Written request
Extract the complete listing and repeat it word for word.

Excerpted records
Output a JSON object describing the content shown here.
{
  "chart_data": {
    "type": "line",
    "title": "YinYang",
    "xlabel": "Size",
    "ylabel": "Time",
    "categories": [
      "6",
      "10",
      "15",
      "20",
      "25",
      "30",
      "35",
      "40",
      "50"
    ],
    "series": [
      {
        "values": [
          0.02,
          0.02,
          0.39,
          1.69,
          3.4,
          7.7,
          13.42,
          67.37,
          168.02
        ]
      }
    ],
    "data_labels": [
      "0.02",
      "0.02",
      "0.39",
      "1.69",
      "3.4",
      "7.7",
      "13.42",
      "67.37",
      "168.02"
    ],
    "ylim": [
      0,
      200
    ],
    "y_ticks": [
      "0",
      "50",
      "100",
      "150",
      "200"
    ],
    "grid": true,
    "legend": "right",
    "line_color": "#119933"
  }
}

Result of the exercise
Output a JSON object describing the content shown here.
{
  "chart_data": {
    "type": "line",
    "title": "YinYang",
    "xlabel": "Size",
    "ylabel": "Time",
    "categories": [
      "6",
      "10",
      "15",
      "20",
      "25",
      "30",
      "35",
      "40",
      "50"
    ],
    "series": [
      {
        "values": [
          0.02,
          0.02,
          0.39,
          1.69,
          3.4,
          7.7,
          13.42,
          67.37,
          168.02
        ]
      }
    ],
    "data_labels": [
      "0.02",
      "0.02",
      "0.39",
      "1.69",
      "3.4",
      "7.7",
      "13.42",
      "67.37",
      "168.02"
    ],
    "ylim": [
      0,
      200
    ],
    "y_ticks": [
      "0",
      "50",
      "100",
      "150",
      "200"
    ],
    "grid": true,
    "legend": "right",
    "line_color": "#119933"
  }
}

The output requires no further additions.